Copy all the entries word for word, but omit the pictures.

Figure content listings
────
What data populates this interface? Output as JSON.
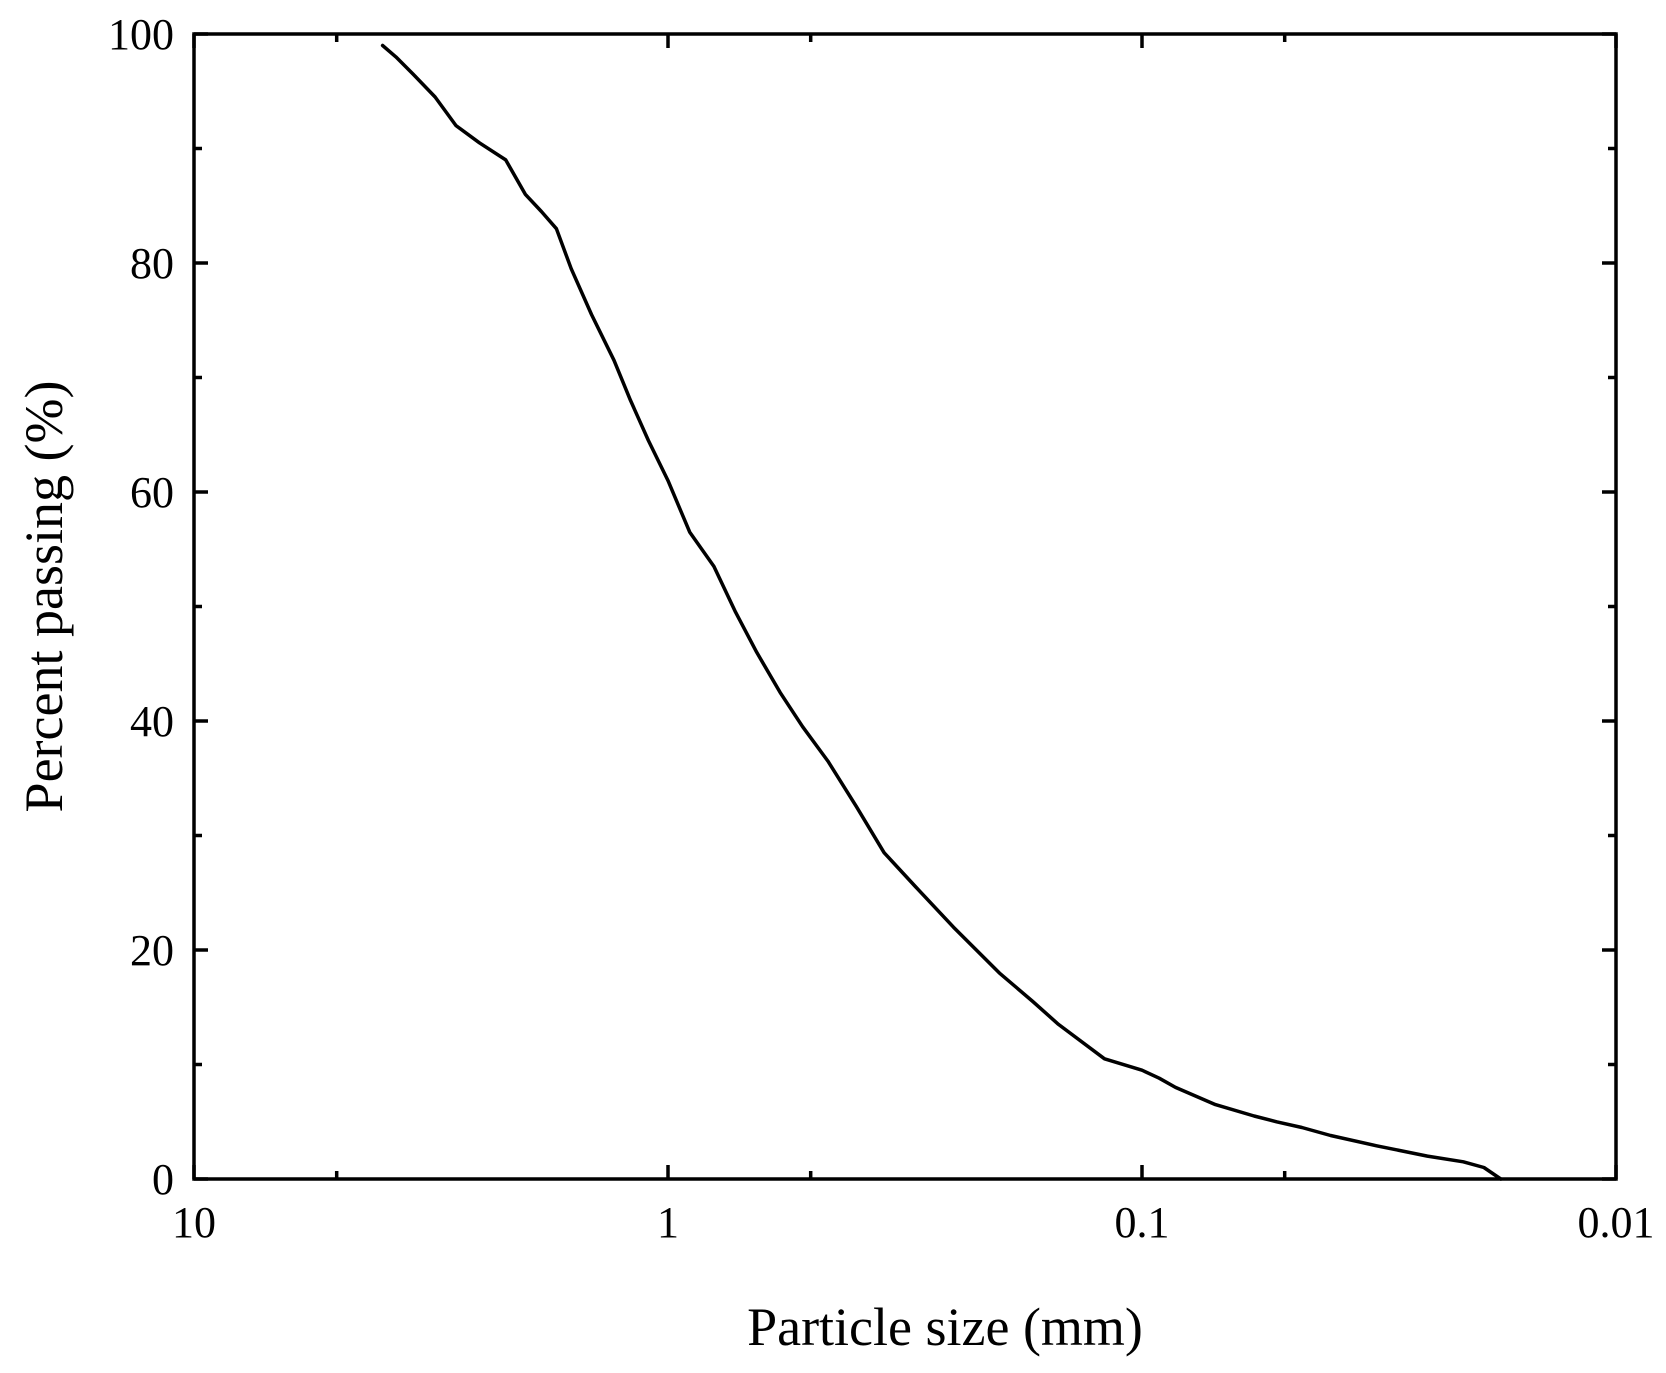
{
  "chart_data": {
    "type": "line",
    "title": "",
    "xlabel": "Particle size (mm)",
    "ylabel": "Percent passing (%)",
    "x_scale": "log",
    "x_reversed": true,
    "xlim": [
      10,
      0.01
    ],
    "ylim": [
      0,
      100
    ],
    "x_ticks": [
      10,
      1,
      0.1,
      0.01
    ],
    "x_tick_labels": [
      "10",
      "1",
      "0.1",
      "0.01"
    ],
    "y_ticks": [
      0,
      20,
      40,
      60,
      80,
      100
    ],
    "y_tick_labels": [
      "0",
      "20",
      "40",
      "60",
      "80",
      "100"
    ],
    "grid": false,
    "line_color": "#000000",
    "series": [
      {
        "x": [
          4.0,
          3.75,
          3.45,
          3.1,
          2.8,
          2.5,
          2.2,
          2.0,
          1.85,
          1.72,
          1.6,
          1.45,
          1.3,
          1.2,
          1.1,
          1.0,
          0.9,
          0.8,
          0.72,
          0.65,
          0.58,
          0.52,
          0.46,
          0.4,
          0.35,
          0.3,
          0.25,
          0.2,
          0.17,
          0.15,
          0.12,
          0.1,
          0.092,
          0.085,
          0.07,
          0.058,
          0.052,
          0.046,
          0.04,
          0.032,
          0.025,
          0.021,
          0.019,
          0.0175
        ],
        "y": [
          99,
          98,
          96.5,
          94.5,
          92,
          90.5,
          89,
          86,
          84.5,
          83,
          79.5,
          75.5,
          71.5,
          68,
          64.5,
          61,
          56.5,
          53.5,
          49.5,
          46,
          42.5,
          39.5,
          36.5,
          32.5,
          28.5,
          25.5,
          22,
          18,
          15.5,
          13.5,
          10.5,
          9.5,
          8.8,
          8.0,
          6.5,
          5.5,
          5.0,
          4.5,
          3.8,
          2.9,
          2.0,
          1.5,
          1.0,
          0.0
        ]
      }
    ]
  }
}
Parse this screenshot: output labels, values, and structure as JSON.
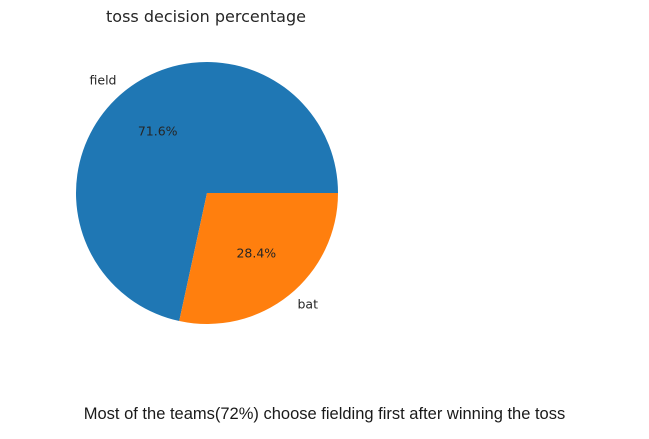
{
  "chart_data": {
    "type": "pie",
    "title": "toss decision percentage",
    "categories": [
      "field",
      "bat"
    ],
    "values": [
      71.6,
      28.4
    ],
    "value_labels": [
      "71.6%",
      "28.4%"
    ],
    "colors": [
      "#1f77b4",
      "#ff7f0e"
    ],
    "start_angle": 0,
    "direction": "counterclockwise"
  },
  "caption": "Most of the teams(72%) choose fielding first after winning the toss"
}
────
_Complete output:_
What data populates this interface? Output as JSON.
{
  "chart_data": {
    "type": "line",
    "title": "",
    "xlabel": "Particle size (mm)",
    "ylabel": "Percent passing (%)",
    "x_scale": "log",
    "x_reversed": true,
    "xlim": [
      10,
      0.01
    ],
    "ylim": [
      0,
      100
    ],
    "x_ticks": [
      10,
      1,
      0.1,
      0.01
    ],
    "x_tick_labels": [
      "10",
      "1",
      "0.1",
      "0.01"
    ],
    "y_ticks": [
      0,
      20,
      40,
      60,
      80,
      100
    ],
    "y_tick_labels": [
      "0",
      "20",
      "40",
      "60",
      "80",
      "100"
    ],
    "grid": false,
    "line_color": "#000000",
    "series": [
      {
        "x": [
          4.0,
          3.75,
          3.45,
          3.1,
          2.8,
          2.5,
          2.2,
          2.0,
          1.85,
          1.72,
          1.6,
          1.45,
          1.3,
          1.2,
          1.1,
          1.0,
          0.9,
          0.8,
          0.72,
          0.65,
          0.58,
          0.52,
          0.46,
          0.4,
          0.35,
          0.3,
          0.25,
          0.2,
          0.17,
          0.15,
          0.12,
          0.1,
          0.092,
          0.085,
          0.07,
          0.058,
          0.052,
          0.046,
          0.04,
          0.032,
          0.025,
          0.021,
          0.019,
          0.0175
        ],
        "y": [
          99,
          98,
          96.5,
          94.5,
          92,
          90.5,
          89,
          86,
          84.5,
          83,
          79.5,
          75.5,
          71.5,
          68,
          64.5,
          61,
          56.5,
          53.5,
          49.5,
          46,
          42.5,
          39.5,
          36.5,
          32.5,
          28.5,
          25.5,
          22,
          18,
          15.5,
          13.5,
          10.5,
          9.5,
          8.8,
          8.0,
          6.5,
          5.5,
          5.0,
          4.5,
          3.8,
          2.9,
          2.0,
          1.5,
          1.0,
          0.0
        ]
      }
    ]
  }
}
Parse this screenshot: output labels, values, and structure as JSON.
{
  "chart_data": {
    "type": "pie",
    "title": "toss decision percentage",
    "categories": [
      "field",
      "bat"
    ],
    "values": [
      71.6,
      28.4
    ],
    "value_labels": [
      "71.6%",
      "28.4%"
    ],
    "colors": [
      "#1f77b4",
      "#ff7f0e"
    ],
    "start_angle": 0,
    "direction": "counterclockwise"
  },
  "caption": "Most of the teams(72%) choose fielding first after winning the toss"
}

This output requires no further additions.